(begin)

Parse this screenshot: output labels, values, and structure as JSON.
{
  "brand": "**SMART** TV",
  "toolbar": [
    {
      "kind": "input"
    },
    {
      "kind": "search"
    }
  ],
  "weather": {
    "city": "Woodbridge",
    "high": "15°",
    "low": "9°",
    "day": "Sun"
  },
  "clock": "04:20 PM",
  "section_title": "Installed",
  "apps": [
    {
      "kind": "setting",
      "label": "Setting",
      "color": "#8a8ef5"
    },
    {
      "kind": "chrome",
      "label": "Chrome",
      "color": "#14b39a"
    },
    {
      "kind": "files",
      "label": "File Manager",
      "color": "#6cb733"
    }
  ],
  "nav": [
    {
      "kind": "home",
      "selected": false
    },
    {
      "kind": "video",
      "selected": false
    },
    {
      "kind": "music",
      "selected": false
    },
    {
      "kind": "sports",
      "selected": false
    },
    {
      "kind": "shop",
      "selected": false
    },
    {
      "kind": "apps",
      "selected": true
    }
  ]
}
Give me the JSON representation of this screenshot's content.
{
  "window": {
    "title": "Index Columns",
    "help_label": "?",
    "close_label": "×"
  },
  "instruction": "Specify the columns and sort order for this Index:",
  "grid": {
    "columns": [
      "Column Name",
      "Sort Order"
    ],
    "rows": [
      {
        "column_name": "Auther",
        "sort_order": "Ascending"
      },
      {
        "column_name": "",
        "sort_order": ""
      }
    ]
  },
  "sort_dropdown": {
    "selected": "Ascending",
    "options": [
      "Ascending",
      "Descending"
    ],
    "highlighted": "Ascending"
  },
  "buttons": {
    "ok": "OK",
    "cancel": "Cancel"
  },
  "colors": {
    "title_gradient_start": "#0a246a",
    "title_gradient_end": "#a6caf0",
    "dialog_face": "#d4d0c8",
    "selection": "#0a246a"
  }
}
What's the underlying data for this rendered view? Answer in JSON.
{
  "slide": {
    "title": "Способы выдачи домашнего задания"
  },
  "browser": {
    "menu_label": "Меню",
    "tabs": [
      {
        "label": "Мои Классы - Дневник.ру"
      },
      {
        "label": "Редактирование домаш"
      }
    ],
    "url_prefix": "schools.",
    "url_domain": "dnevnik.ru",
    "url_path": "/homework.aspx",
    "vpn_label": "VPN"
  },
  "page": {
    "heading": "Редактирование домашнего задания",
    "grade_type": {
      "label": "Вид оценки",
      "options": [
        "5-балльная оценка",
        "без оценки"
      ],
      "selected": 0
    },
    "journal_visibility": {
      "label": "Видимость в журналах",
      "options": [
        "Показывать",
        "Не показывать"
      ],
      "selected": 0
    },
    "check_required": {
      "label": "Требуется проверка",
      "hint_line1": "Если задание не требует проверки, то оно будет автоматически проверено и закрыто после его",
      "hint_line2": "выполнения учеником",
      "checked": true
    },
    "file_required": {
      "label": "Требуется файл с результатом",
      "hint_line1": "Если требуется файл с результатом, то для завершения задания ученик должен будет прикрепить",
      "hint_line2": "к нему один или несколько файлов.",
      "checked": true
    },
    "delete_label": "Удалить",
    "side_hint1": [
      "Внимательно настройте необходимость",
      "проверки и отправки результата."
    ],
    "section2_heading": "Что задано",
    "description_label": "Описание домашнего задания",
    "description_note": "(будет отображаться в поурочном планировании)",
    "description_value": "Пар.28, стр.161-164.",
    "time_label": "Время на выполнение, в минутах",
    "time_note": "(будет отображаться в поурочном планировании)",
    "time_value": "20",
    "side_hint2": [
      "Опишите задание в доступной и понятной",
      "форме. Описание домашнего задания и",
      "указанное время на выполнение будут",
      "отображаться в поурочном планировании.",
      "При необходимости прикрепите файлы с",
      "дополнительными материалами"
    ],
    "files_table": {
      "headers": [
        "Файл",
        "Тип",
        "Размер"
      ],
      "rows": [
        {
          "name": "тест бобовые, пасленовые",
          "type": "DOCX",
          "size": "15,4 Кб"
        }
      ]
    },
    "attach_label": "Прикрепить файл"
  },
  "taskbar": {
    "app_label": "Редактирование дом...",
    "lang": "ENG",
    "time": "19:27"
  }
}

(end)

## YOUR TASK
Only lines that contain the word "this" are wanted; copy each of them.

## WORKED SOLUTION
Parse this screenshot: output labels, values, and structure as JSON.
Give me the JSON representation of this screenshot's content.
  "instruction": "Specify the columns and sort order for this Index:",
What's the underlying data for this rendered view? Answer in JSON.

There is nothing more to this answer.